> Extracted records:
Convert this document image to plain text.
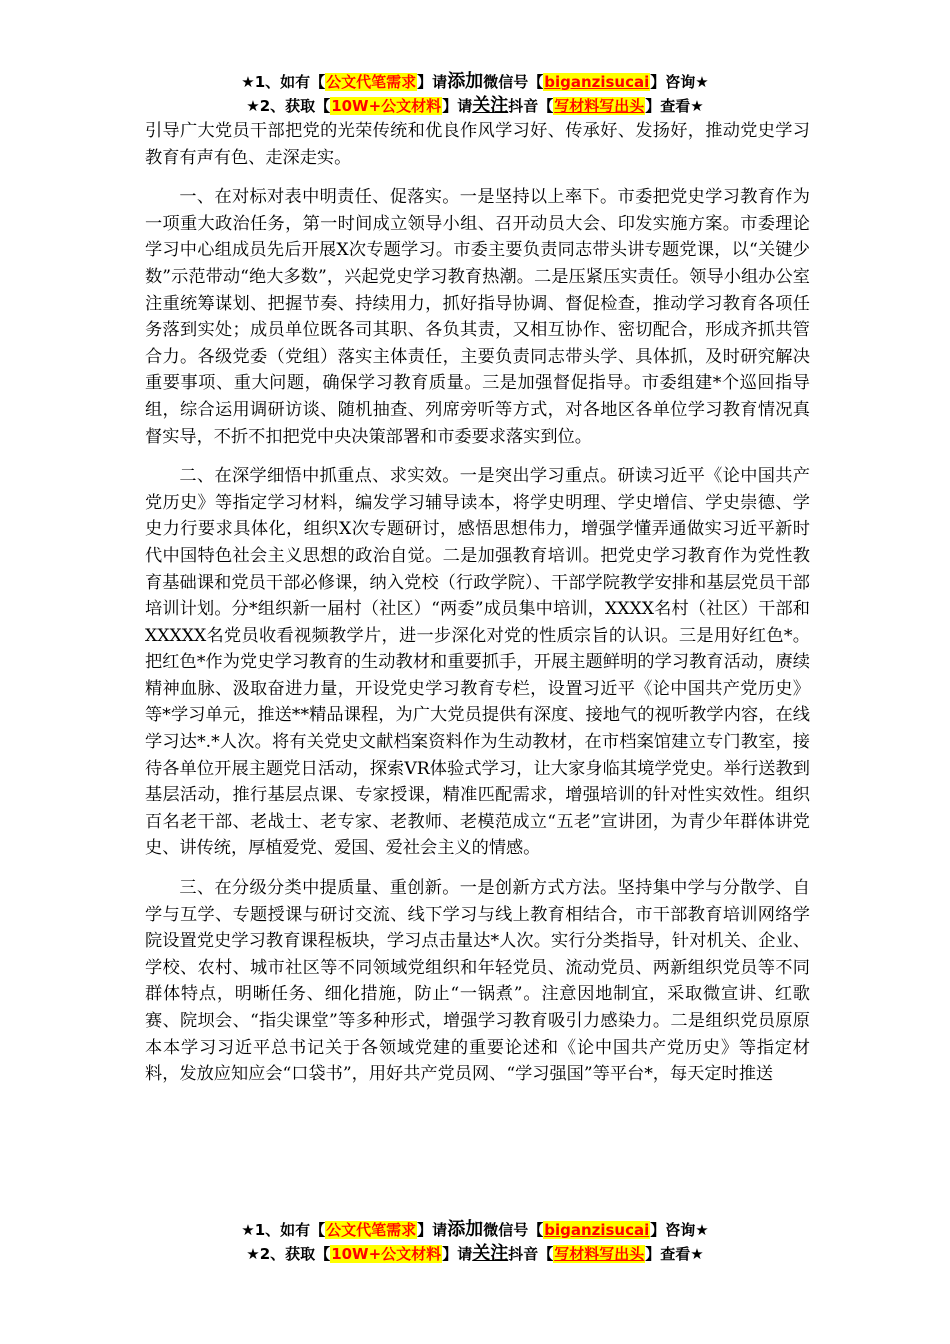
★1、如有【公文代笔需求】请添加微信号【biganzisucai】咨询★
★2、获取【10W+公文材料】请关注抖音【写材料写出头】查看★

引导广大党员干部把党的光荣传统和优良作风学习好、传承好、发扬好，推动党史学习教育有声有色、走深走实。

一、在对标对表中明责任、促落实。一是坚持以上率下。市委把党史学习教育作为一项重大政治任务，第一时间成立领导小组、召开动员大会、印发实施方案。市委理论学习中心组成员先后开展X次专题学习。市委主要负责同志带头讲专题党课，以“关键少数”示范带动“绝大多数”，兴起党史学习教育热潮。二是压紧压实责任。领导小组办公室注重统筹谋划、把握节奏、持续用力，抓好指导协调、督促检查，推动学习教育各项任务落到实处；成员单位既各司其职、各负其责，又相互协作、密切配合，形成齐抓共管合力。各级党委（党组）落实主体责任，主要负责同志带头学、具体抓，及时研究解决重要事项、重大问题，确保学习教育质量。三是加强督促指导。市委组建*个巡回指导组，综合运用调研访谈、随机抽查、列席旁听等方式，对各地区各单位学习教育情况真督实导，不折不扣把党中央决策部署和市委要求落实到位。

二、在深学细悟中抓重点、求实效。一是突出学习重点。研读习近平《论中国共产党历史》等指定学习材料，编发学习辅导读本，将学史明理、学史增信、学史崇德、学史力行要求具体化，组织X次专题研讨，感悟思想伟力，增强学懂弄通做实习近平新时代中国特色社会主义思想的政治自觉。二是加强教育培训。把党史学习教育作为党性教育基础课和党员干部必修课，纳入党校（行政学院）、干部学院教学安排和基层党员干部培训计划。分*组织新一届村（社区）“两委”成员集中培训，XXXX名村（社区）干部和XXXXX名党员收看视频教学片，进一步深化对党的性质宗旨的认识。三是用好红色*。把红色*作为党史学习教育的生动教材和重要抓手，开展主题鲜明的学习教育活动，赓续精神血脉、汲取奋进力量，开设党史学习教育专栏，设置习近平《论中国共产党历史》等*学习单元，推送**精品课程，为广大党员提供有深度、接地气的视听教学内容，在线学习达*.*人次。将有关党史文献档案资料作为生动教材，在市档案馆建立专门教室，接待各单位开展主题党日活动，探索VR体验式学习，让大家身临其境学党史。举行送教到基层活动，推行基层点课、专家授课，精准匹配需求，增强培训的针对性实效性。组织百名老干部、老战士、老专家、老教师、老模范成立“五老”宣讲团，为青少年群体讲党史、讲传统，厚植爱党、爱国、爱社会主义的情感。

三、在分级分类中提质量、重创新。一是创新方式方法。坚持集中学与分散学、自学与互学、专题授课与研讨交流、线下学习与线上教育相结合，市干部教育培训网络学院设置党史学习教育课程板块，学习点击量达*人次。实行分类指导，针对机关、企业、学校、农村、城市社区等不同领域党组织和年轻党员、流动党员、两新组织党员等不同群体特点，明晰任务、细化措施，防止“一锅煮”。注意因地制宜，采取微宣讲、红歌赛、院坝会、“指尖课堂”等多种形式，增强学习教育吸引力感染力。二是组织党员原原本本学习习近平总书记关于各领域党建的重要论述和《论中国共产党历史》等指定材料，发放应知应会“口袋书”，用好共产党员网、“学习强国”等平台*，每天定时推送

★1、如有【公文代笔需求】请添加微信号【biganzisucai】咨询★
★2、获取【10W+公文材料】请关注抖音【写材料写出头】查看★
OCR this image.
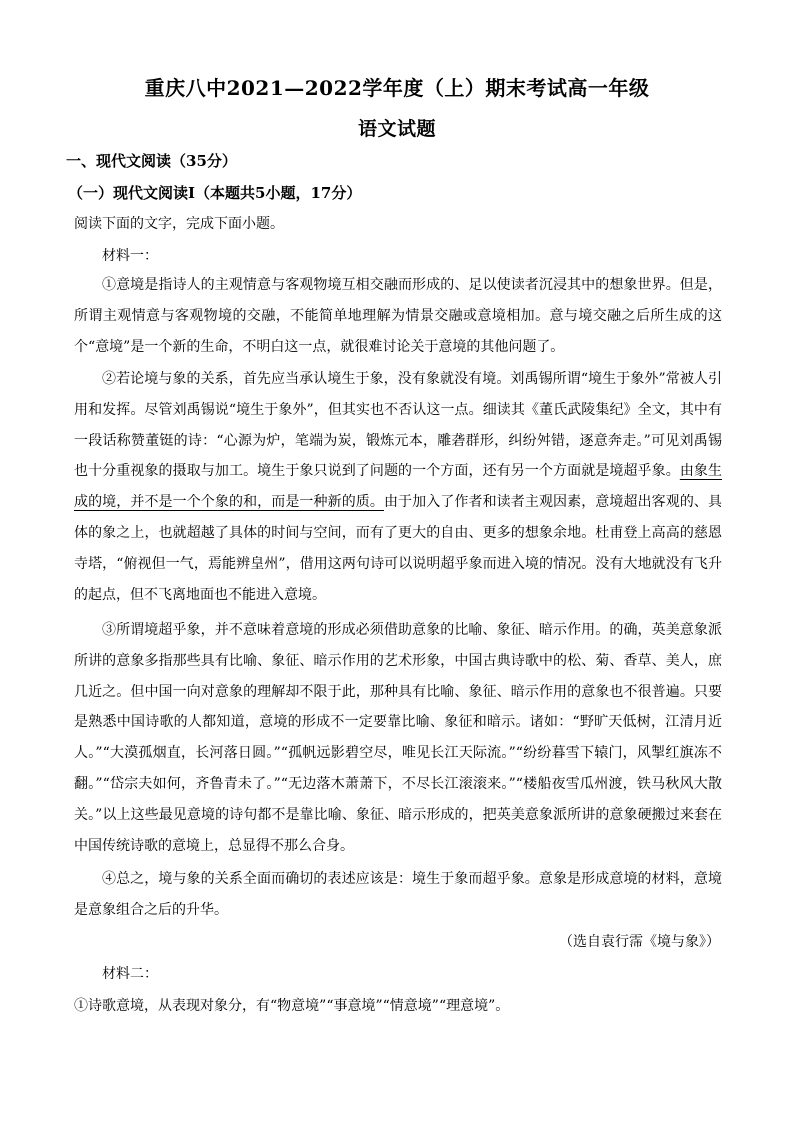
重庆八中2021—2022学年度（上）期末考试高一年级
语文试题
一、现代文阅读（35分）
（一）现代文阅读Ⅰ（本题共5小题，17分）
阅读下面的文字，完成下面小题。
材料一：
①意境是指诗人的主观情意与客观物境互相交融而形成的、足以使读者沉浸其中的想象世界。但是，所谓主观情意与客观物境的交融，不能简单地理解为情景交融或意境相加。意与境交融之后所生成的这个“意境”是一个新的生命，不明白这一点，就很难讨论关于意境的其他问题了。
②若论境与象的关系，首先应当承认境生于象，没有象就没有境。刘禹锡所谓“境生于象外”常被人引用和发挥。尽管刘禹锡说“境生于象外”，但其实也不否认这一点。细读其《董氏武陵集纪》全文，其中有一段话称赞董铤的诗：“心源为炉，笔端为炭，锻炼元本，雕砻群形，纠纷舛错，逐意奔走。”可见刘禹锡也十分重视象的摄取与加工。境生于象只说到了问题的一个方面，还有另一个方面就是境超乎象。由象生成的境，并不是一个个象的和，而是一种新的质。由于加入了作者和读者主观因素，意境超出客观的、具体的象之上，也就超越了具体的时间与空间，而有了更大的自由、更多的想象余地。杜甫登上高高的慈恩寺塔，“俯视但一气，焉能辨皇州”，借用这两句诗可以说明超乎象而进入境的情况。没有大地就没有飞升的起点，但不飞离地面也不能进入意境。
③所谓境超乎象，并不意味着意境的形成必须借助意象的比喻、象征、暗示作用。的确，英美意象派所讲的意象多指那些具有比喻、象征、暗示作用的艺术形象，中国古典诗歌中的松、菊、香草、美人，庶几近之。但中国一向对意象的理解却不限于此，那种具有比喻、象征、暗示作用的意象也不很普遍。只要是熟悉中国诗歌的人都知道，意境的形成不一定要靠比喻、象征和暗示。诸如：“野旷天低树，江清月近人。”“大漠孤烟直，长河落日圆。”“孤帆远影碧空尽，唯见长江天际流。”“纷纷暮雪下辕门，风掣红旗冻不翻。”“岱宗夫如何，齐鲁青未了。”“无边落木萧萧下，不尽长江滚滚来。”“楼船夜雪瓜州渡，铁马秋风大散关。”以上这些最见意境的诗句都不是靠比喻、象征、暗示形成的，把英美意象派所讲的意象硬搬过来套在中国传统诗歌的意境上，总显得不那么合身。
④总之，境与象的关系全面而确切的表述应该是：境生于象而超乎象。意象是形成意境的材料，意境是意象组合之后的升华。
（选自袁行霈《境与象》）
材料二：
①诗歌意境，从表现对象分，有“物意境”“事意境”“情意境”“理意境”。
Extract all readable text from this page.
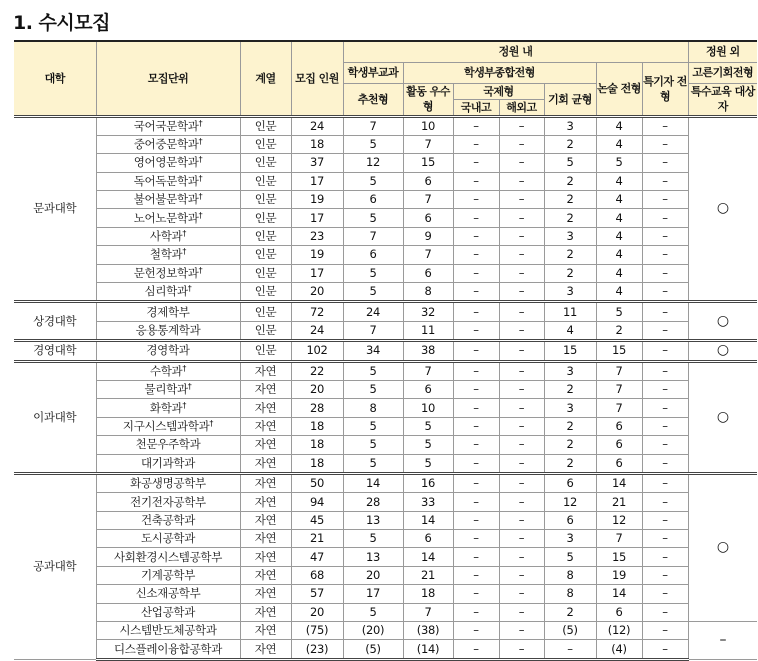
1. 수시모집
대학	모집단위	계열	모집 인원	정원 내							정원 외
				학생부교과	학생부종합전형				논술 전형	특기자 전형	고른기회전형
				추천형	활동 우수형	국제형		기회 균형			특수교육 대상자
						국내고	해외고				
문과대학	국어국문학과†	인문	24	7	10	–	–	3	4	–	○
	중어중문학과†	인문	18	5	7	–	–	2	4	–	
	영어영문학과†	인문	37	12	15	–	–	5	5	–	
	독어독문학과†	인문	17	5	6	–	–	2	4	–	
	불어불문학과†	인문	19	6	7	–	–	2	4	–	
	노어노문학과†	인문	17	5	6	–	–	2	4	–	
	사학과†	인문	23	7	9	–	–	3	4	–	
	철학과†	인문	19	6	7	–	–	2	4	–	
	문헌정보학과†	인문	17	5	6	–	–	2	4	–	
	심리학과†	인문	20	5	8	–	–	3	4	–	
상경대학	경제학부	인문	72	24	32	–	–	11	5	–	○
	응용통계학과	인문	24	7	11	–	–	4	2	–	
경영대학	경영학과	인문	102	34	38	–	–	15	15	–	○
이과대학	수학과†	자연	22	5	7	–	–	3	7	–	○
	물리학과†	자연	20	5	6	–	–	2	7	–	
	화학과†	자연	28	8	10	–	–	3	7	–	
	지구시스템과학과†	자연	18	5	5	–	–	2	6	–	
	천문우주학과	자연	18	5	5	–	–	2	6	–	
	대기과학과	자연	18	5	5	–	–	2	6	–	
공과대학	화공생명공학부	자연	50	14	16	–	–	6	14	–	○
	전기전자공학부	자연	94	28	33	–	–	12	21	–	
	건축공학과	자연	45	13	14	–	–	6	12	–	
	도시공학과	자연	21	5	6	–	–	3	7	–	
	사회환경시스템공학부	자연	47	13	14	–	–	5	15	–	
	기계공학부	자연	68	20	21	–	–	8	19	–	
	신소재공학부	자연	57	17	18	–	–	8	14	–	
	산업공학과	자연	20	5	7	–	–	2	6	–	
	시스템반도체공학과	자연	(75)	(20)	(38)	–	–	(5)	(12)	–	–
	디스플레이융합공학과	자연	(23)	(5)	(14)	–	–	–	(4)	–	
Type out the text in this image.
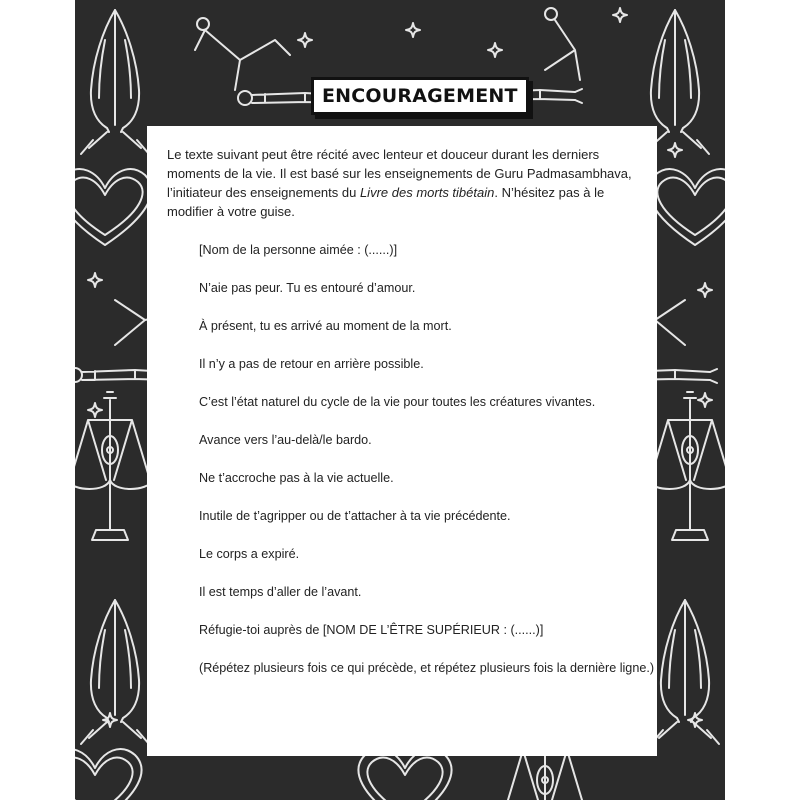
ENCOURAGEMENT

Le texte suivant peut être récité avec lenteur et douceur durant les derniers moments de la vie. Il est basé sur les enseignements de Guru Padmasambhava, l’initiateur des enseignements du Livre des morts tibétain. N’hésitez pas à le modifier à votre guise.

[Nom de la personne aimée : (......)]
N’aie pas peur. Tu es entouré d’amour.
À présent, tu es arrivé au moment de la mort.
Il n’y a pas de retour en arrière possible.
C’est l’état naturel du cycle de la vie pour toutes les créatures vivantes.
Avance vers l’au-delà/le bardo.
Ne t’accroche pas à la vie actuelle.
Inutile de t’agripper ou de t’attacher à ta vie précédente.
Le corps a expiré.
Il est temps d’aller de l’avant.
Réfugie-toi auprès de [NOM DE L’ÊTRE SUPÉRIEUR : (......)]
(Répétez plusieurs fois ce qui précède, et répétez plusieurs fois la dernière ligne.)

> Your objective:
Retype only the lines from the one with "Type out the text in this image." through the final line of the entries, please, and keep the pictures out.

> Completed exercise:
Type out the text in this image.
ENCOURAGEMENT

Le texte suivant peut être récité avec lenteur et douceur durant les derniers moments de la vie. Il est basé sur les enseignements de Guru Padmasambhava, l’initiateur des enseignements du Livre des morts tibétain. N’hésitez pas à le modifier à votre guise.

[Nom de la personne aimée : (......)]
N’aie pas peur. Tu es entouré d’amour.
À présent, tu es arrivé au moment de la mort.
Il n’y a pas de retour en arrière possible.
C’est l’état naturel du cycle de la vie pour toutes les créatures vivantes.
Avance vers l’au-delà/le bardo.
Ne t’accroche pas à la vie actuelle.
Inutile de t’agripper ou de t’attacher à ta vie précédente.
Le corps a expiré.
Il est temps d’aller de l’avant.
Réfugie-toi auprès de [NOM DE L’ÊTRE SUPÉRIEUR : (......)]
(Répétez plusieurs fois ce qui précède, et répétez plusieurs fois la dernière ligne.)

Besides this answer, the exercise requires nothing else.